- DIRECTIONS: Exclude images, then output the remaining data verbatim.

- DATASET EXCERPTS:
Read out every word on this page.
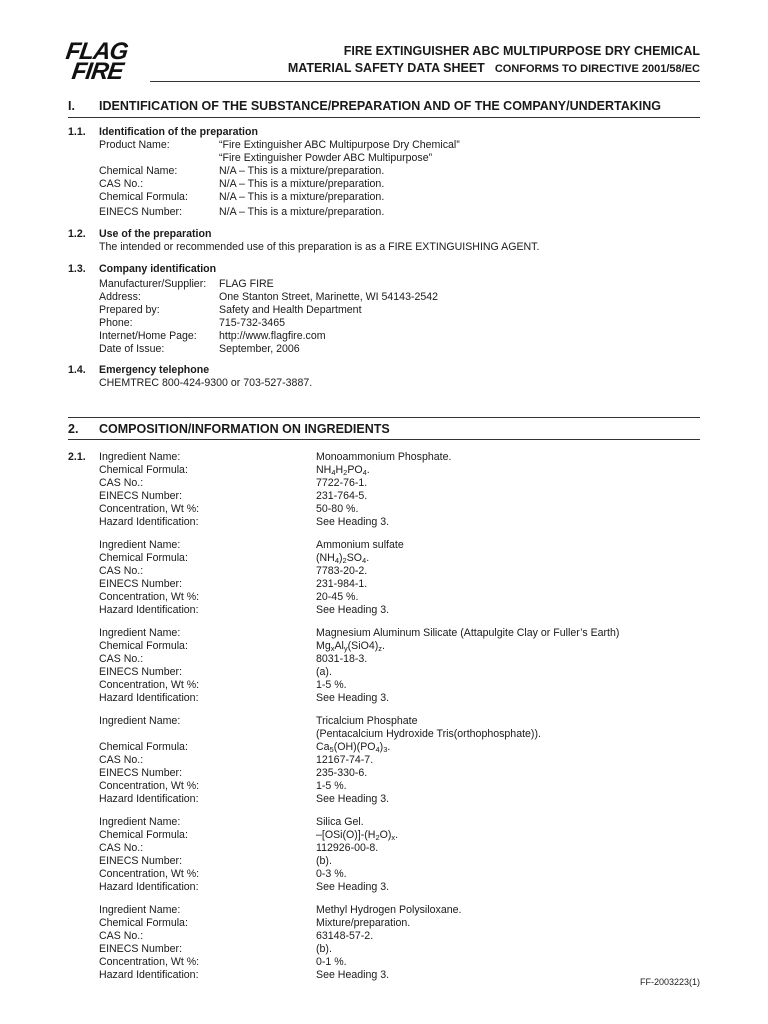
FLAG
FIRE
FIRE EXTINGUISHER ABC MULTIPURPOSE DRY CHEMICAL
MATERIAL SAFETY DATA SHEET CONFORMS TO DIRECTIVE 2001/58/EC
I. IDENTIFICATION OF THE SUBSTANCE/PREPARATION AND OF THE COMPANY/UNDERTAKING
1.1. Identification of the preparation
Product Name:	“Fire Extinguisher ABC Multipurpose Dry Chemical”
“Fire Extinguisher Powder ABC Multipurpose”
Chemical Name:	N/A – This is a mixture/preparation.
CAS No.:	N/A – This is a mixture/preparation.
Chemical Formula:	N/A – This is a mixture/preparation.
EINECS Number:	N/A – This is a mixture/preparation.
1.2. Use of the preparation
The intended or recommended use of this preparation is as a FIRE EXTINGUISHING AGENT.
1.3. Company identification
Manufacturer/Supplier: FLAG FIRE
Address:	One Stanton Street, Marinette, WI 54143-2542
Prepared by:	Safety and Health Department
Phone:	715-732-3465
Internet/Home Page: http://www.flagfire.com
Date of Issue:	September, 2006
1.4. Emergency telephone
CHEMTREC 800-424-9300 or 703-527-3887.
2. COMPOSITION/INFORMATION ON INGREDIENTS
2.1. Ingredient Name:	Monoammonium Phosphate.
Chemical Formula:	$NH_4H_2PO_4$.
CAS No.:	7722-76-1.
EINECS Number:	231-764-5.
Concentration, Wt %:	50-80 %.
Hazard Identification:	See Heading 3.
Ingredient Name:	Ammonium sulfate
Chemical Formula:	$(NH_4)_2SO_4$.
CAS No.:	7783-20-2.
EINECS Number:	231-984-1.
Concentration, Wt %:	20-45 %.
Hazard Identification:	See Heading 3.
Ingredient Name:	Magnesium Aluminum Silicate (Attapulgite Clay or Fuller’s Earth)
Chemical Formula:	$Mg_xAl_y(SiO4)_z$.
CAS No.:	8031-18-3.
EINECS Number:	(a).
Concentration, Wt %:	1-5 %.
Hazard Identification:	See Heading 3.
Ingredient Name:	Tricalcium Phosphate
(Pentacalcium Hydroxide Tris(orthophosphate)).
Chemical Formula:	$Ca_5(OH)(PO_4)_3$.
CAS No.:	12167-74-7.
EINECS Number:	235-330-6.
Concentration, Wt %:	1-5 %.
Hazard Identification:	See Heading 3.
Ingredient Name:	Silica Gel.
Chemical Formula:	$-[OSi(O)]-(H_2O)_x$.
CAS No.:	112926-00-8.
EINECS Number:	(b).
Concentration, Wt %:	0-3 %.
Hazard Identification:	See Heading 3.
Ingredient Name:	Methyl Hydrogen Polysiloxane.
Chemical Formula:	Mixture/preparation.
CAS No.:	63148-57-2.
EINECS Number:	(b).
Concentration, Wt %:	0-1 %.
Hazard Identification:	See Heading 3.
FF-2003223(1)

- RESPONSE FOR THIS EXERCISE:
Read out every word on this page.
FLAG
FIRE
FIRE EXTINGUISHER ABC MULTIPURPOSE DRY CHEMICAL
MATERIAL SAFETY DATA SHEET CONFORMS TO DIRECTIVE 2001/58/EC
I. IDENTIFICATION OF THE SUBSTANCE/PREPARATION AND OF THE COMPANY/UNDERTAKING
1.1. Identification of the preparation
Product Name:	“Fire Extinguisher ABC Multipurpose Dry Chemical”
“Fire Extinguisher Powder ABC Multipurpose”
Chemical Name:	N/A – This is a mixture/preparation.
CAS No.:	N/A – This is a mixture/preparation.
Chemical Formula:	N/A – This is a mixture/preparation.
EINECS Number:	N/A – This is a mixture/preparation.
1.2. Use of the preparation
The intended or recommended use of this preparation is as a FIRE EXTINGUISHING AGENT.
1.3. Company identification
Manufacturer/Supplier: FLAG FIRE
Address:	One Stanton Street, Marinette, WI 54143-2542
Prepared by:	Safety and Health Department
Phone:	715-732-3465
Internet/Home Page: http://www.flagfire.com
Date of Issue:	September, 2006
1.4. Emergency telephone
CHEMTREC 800-424-9300 or 703-527-3887.
2. COMPOSITION/INFORMATION ON INGREDIENTS
2.1. Ingredient Name:	Monoammonium Phosphate.
Chemical Formula:	$NH_4H_2PO_4$.
CAS No.:	7722-76-1.
EINECS Number:	231-764-5.
Concentration, Wt %:	50-80 %.
Hazard Identification:	See Heading 3.
Ingredient Name:	Ammonium sulfate
Chemical Formula:	$(NH_4)_2SO_4$.
CAS No.:	7783-20-2.
EINECS Number:	231-984-1.
Concentration, Wt %:	20-45 %.
Hazard Identification:	See Heading 3.
Ingredient Name:	Magnesium Aluminum Silicate (Attapulgite Clay or Fuller’s Earth)
Chemical Formula:	$Mg_xAl_y(SiO4)_z$.
CAS No.:	8031-18-3.
EINECS Number:	(a).
Concentration, Wt %:	1-5 %.
Hazard Identification:	See Heading 3.
Ingredient Name:	Tricalcium Phosphate
(Pentacalcium Hydroxide Tris(orthophosphate)).
Chemical Formula:	$Ca_5(OH)(PO_4)_3$.
CAS No.:	12167-74-7.
EINECS Number:	235-330-6.
Concentration, Wt %:	1-5 %.
Hazard Identification:	See Heading 3.
Ingredient Name:	Silica Gel.
Chemical Formula:	$-[OSi(O)]-(H_2O)_x$.
CAS No.:	112926-00-8.
EINECS Number:	(b).
Concentration, Wt %:	0-3 %.
Hazard Identification:	See Heading 3.
Ingredient Name:	Methyl Hydrogen Polysiloxane.
Chemical Formula:	Mixture/preparation.
CAS No.:	63148-57-2.
EINECS Number:	(b).
Concentration, Wt %:	0-1 %.
Hazard Identification:	See Heading 3.
FF-2003223(1)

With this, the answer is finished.